The problem:
Within the records below, find each line that holds the string "Записки", then copy it.
- - -
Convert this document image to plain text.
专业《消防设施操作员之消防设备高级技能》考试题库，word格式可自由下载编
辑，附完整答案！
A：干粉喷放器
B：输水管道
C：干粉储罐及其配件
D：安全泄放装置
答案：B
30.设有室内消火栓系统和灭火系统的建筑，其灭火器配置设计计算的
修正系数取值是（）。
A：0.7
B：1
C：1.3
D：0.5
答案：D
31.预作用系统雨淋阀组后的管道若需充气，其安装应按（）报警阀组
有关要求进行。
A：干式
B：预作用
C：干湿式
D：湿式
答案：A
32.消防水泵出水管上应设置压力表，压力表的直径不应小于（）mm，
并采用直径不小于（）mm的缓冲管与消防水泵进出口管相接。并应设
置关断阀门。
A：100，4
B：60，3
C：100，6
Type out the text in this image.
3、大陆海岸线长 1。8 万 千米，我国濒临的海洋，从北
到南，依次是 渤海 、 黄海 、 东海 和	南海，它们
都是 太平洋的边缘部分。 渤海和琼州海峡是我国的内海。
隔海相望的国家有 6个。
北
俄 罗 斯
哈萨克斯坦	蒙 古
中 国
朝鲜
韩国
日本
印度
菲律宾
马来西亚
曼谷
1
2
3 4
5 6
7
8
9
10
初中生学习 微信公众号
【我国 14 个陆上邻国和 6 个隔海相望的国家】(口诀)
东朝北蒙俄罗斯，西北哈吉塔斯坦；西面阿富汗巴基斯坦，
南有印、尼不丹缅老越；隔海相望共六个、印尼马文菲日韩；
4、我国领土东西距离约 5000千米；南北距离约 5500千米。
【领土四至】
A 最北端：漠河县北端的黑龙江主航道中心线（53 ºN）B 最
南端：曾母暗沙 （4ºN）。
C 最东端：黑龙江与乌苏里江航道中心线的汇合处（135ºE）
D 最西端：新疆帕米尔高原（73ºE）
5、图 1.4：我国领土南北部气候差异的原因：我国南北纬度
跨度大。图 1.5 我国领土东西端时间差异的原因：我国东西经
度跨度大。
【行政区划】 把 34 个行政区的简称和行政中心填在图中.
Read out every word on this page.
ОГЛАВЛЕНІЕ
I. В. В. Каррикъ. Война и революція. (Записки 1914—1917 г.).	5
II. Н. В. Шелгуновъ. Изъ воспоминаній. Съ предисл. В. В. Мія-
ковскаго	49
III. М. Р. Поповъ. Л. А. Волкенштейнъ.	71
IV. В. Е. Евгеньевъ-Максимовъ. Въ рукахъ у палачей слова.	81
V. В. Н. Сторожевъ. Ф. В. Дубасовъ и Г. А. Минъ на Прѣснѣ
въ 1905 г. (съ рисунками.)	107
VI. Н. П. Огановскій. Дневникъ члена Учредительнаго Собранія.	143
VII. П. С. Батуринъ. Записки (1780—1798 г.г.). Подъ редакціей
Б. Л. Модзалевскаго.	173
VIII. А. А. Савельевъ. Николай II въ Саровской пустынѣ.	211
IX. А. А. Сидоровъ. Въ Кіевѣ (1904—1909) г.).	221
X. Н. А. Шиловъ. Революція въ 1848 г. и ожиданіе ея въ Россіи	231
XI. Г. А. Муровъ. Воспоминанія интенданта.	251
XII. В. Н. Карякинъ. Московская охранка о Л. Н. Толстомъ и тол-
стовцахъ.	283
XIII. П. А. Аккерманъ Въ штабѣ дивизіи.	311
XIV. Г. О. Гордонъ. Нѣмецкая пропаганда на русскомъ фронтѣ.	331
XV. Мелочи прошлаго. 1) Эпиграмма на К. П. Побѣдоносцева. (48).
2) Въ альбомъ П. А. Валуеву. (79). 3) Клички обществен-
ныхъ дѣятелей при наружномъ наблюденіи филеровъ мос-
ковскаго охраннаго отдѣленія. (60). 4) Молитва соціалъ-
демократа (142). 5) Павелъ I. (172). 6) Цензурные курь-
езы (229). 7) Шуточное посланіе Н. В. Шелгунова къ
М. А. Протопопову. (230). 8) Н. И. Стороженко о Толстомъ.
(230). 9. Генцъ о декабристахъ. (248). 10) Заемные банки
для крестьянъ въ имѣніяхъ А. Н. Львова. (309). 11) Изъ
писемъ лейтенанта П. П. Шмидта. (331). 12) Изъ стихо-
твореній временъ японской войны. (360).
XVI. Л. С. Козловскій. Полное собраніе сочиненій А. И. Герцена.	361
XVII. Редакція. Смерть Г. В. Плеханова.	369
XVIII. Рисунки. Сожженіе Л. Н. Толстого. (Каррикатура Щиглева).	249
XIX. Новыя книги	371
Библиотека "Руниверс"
- - -
Output for this exercise:
I. В. В. Каррикъ. Война и революція. (Записки 1914—1917 г.).	5
VII. П. С. Батуринъ. Записки (1780—1798 г.г.). Подъ редакціей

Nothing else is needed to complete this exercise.